Items from a data source
- - - -

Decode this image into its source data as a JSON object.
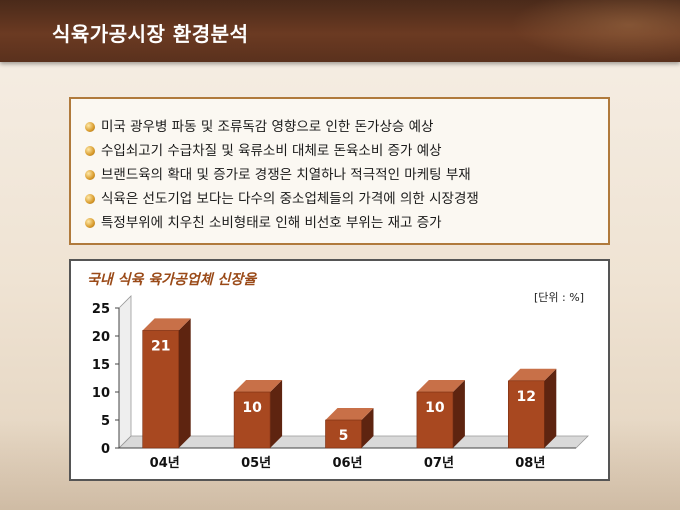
{
  "header": {
    "title": "식육가공시장 환경분석"
  },
  "bullets": [
    "미국 광우병 파동 및 조류독감 영향으로 인한 돈가상승 예상",
    "수입쇠고기 수급차질 및 육류소비 대체로 돈육소비 증가 예상",
    "브랜드육의 확대 및 증가로 경쟁은 치열하나 적극적인 마케팅 부재",
    "식육은 선도기업 보다는 다수의 중소업체들의 가격에 의한 시장경쟁",
    "특정부위에 치우친 소비형태로 인해 비선호 부위는 재고 증가"
  ],
  "chart_data": {
    "type": "bar",
    "title": "국내 식육 육가공업체 신장율",
    "unit": "[단위 : %]",
    "categories": [
      "04년",
      "05년",
      "06년",
      "07년",
      "08년"
    ],
    "values": [
      21,
      10,
      5,
      10,
      12
    ],
    "ylim": [
      0,
      25
    ],
    "yticks": [
      0,
      5,
      10,
      15,
      20,
      25
    ],
    "grid": false,
    "bar_color": "#a84820"
  }
}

- - - -

Quote the preceding records in their entirety, excluding every picture.

Result ::
Decode this image into its source data as a JSON object.
{
  "header": {
    "title": "식육가공시장 환경분석"
  },
  "bullets": [
    "미국 광우병 파동 및 조류독감 영향으로 인한 돈가상승 예상",
    "수입쇠고기 수급차질 및 육류소비 대체로 돈육소비 증가 예상",
    "브랜드육의 확대 및 증가로 경쟁은 치열하나 적극적인 마케팅 부재",
    "식육은 선도기업 보다는 다수의 중소업체들의 가격에 의한 시장경쟁",
    "특정부위에 치우친 소비형태로 인해 비선호 부위는 재고 증가"
  ],
  "chart_data": {
    "type": "bar",
    "title": "국내 식육 육가공업체 신장율",
    "unit": "[단위 : %]",
    "categories": [
      "04년",
      "05년",
      "06년",
      "07년",
      "08년"
    ],
    "values": [
      21,
      10,
      5,
      10,
      12
    ],
    "ylim": [
      0,
      25
    ],
    "yticks": [
      0,
      5,
      10,
      15,
      20,
      25
    ],
    "grid": false,
    "bar_color": "#a84820"
  }
}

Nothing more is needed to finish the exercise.